Exercise brief:
Everything in the data below except the pictures must be repeated word for word.

+===+

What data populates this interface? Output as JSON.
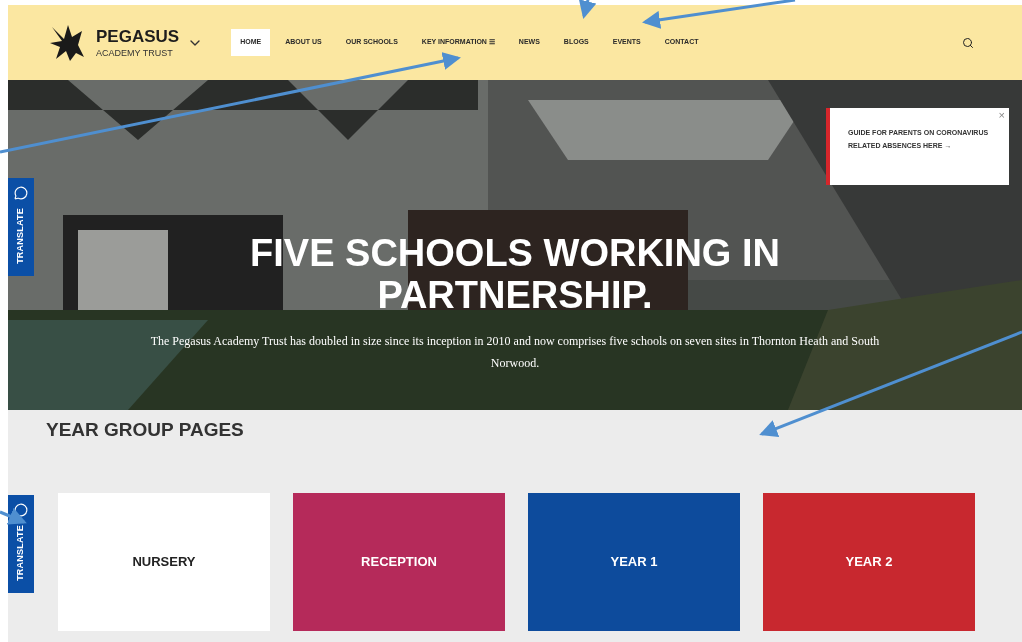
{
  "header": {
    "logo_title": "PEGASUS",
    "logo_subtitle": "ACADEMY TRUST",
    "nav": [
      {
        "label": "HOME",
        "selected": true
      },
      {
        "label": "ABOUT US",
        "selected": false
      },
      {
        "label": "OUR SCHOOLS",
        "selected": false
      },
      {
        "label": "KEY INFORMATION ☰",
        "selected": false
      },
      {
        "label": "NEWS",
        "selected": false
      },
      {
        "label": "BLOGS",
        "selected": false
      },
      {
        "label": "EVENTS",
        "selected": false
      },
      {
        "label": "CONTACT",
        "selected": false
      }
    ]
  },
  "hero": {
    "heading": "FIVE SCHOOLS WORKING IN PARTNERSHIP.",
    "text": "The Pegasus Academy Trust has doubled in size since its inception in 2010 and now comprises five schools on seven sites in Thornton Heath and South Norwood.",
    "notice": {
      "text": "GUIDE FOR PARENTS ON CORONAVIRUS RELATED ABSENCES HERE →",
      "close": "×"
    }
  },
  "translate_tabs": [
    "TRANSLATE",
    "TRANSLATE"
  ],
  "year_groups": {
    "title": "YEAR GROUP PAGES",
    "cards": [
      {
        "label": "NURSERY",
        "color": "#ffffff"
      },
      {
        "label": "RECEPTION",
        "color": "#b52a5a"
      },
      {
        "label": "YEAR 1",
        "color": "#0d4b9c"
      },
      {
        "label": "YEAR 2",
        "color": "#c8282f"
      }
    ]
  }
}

+===+

Response area:
What data populates this interface? Output as JSON.
{
  "header": {
    "logo_title": "PEGASUS",
    "logo_subtitle": "ACADEMY TRUST",
    "nav": [
      {
        "label": "HOME",
        "selected": true
      },
      {
        "label": "ABOUT US",
        "selected": false
      },
      {
        "label": "OUR SCHOOLS",
        "selected": false
      },
      {
        "label": "KEY INFORMATION ☰",
        "selected": false
      },
      {
        "label": "NEWS",
        "selected": false
      },
      {
        "label": "BLOGS",
        "selected": false
      },
      {
        "label": "EVENTS",
        "selected": false
      },
      {
        "label": "CONTACT",
        "selected": false
      }
    ]
  },
  "hero": {
    "heading": "FIVE SCHOOLS WORKING IN PARTNERSHIP.",
    "text": "The Pegasus Academy Trust has doubled in size since its inception in 2010 and now comprises five schools on seven sites in Thornton Heath and South Norwood.",
    "notice": {
      "text": "GUIDE FOR PARENTS ON CORONAVIRUS RELATED ABSENCES HERE →",
      "close": "×"
    }
  },
  "translate_tabs": [
    "TRANSLATE",
    "TRANSLATE"
  ],
  "year_groups": {
    "title": "YEAR GROUP PAGES",
    "cards": [
      {
        "label": "NURSERY",
        "color": "#ffffff"
      },
      {
        "label": "RECEPTION",
        "color": "#b52a5a"
      },
      {
        "label": "YEAR 1",
        "color": "#0d4b9c"
      },
      {
        "label": "YEAR 2",
        "color": "#c8282f"
      }
    ]
  }
}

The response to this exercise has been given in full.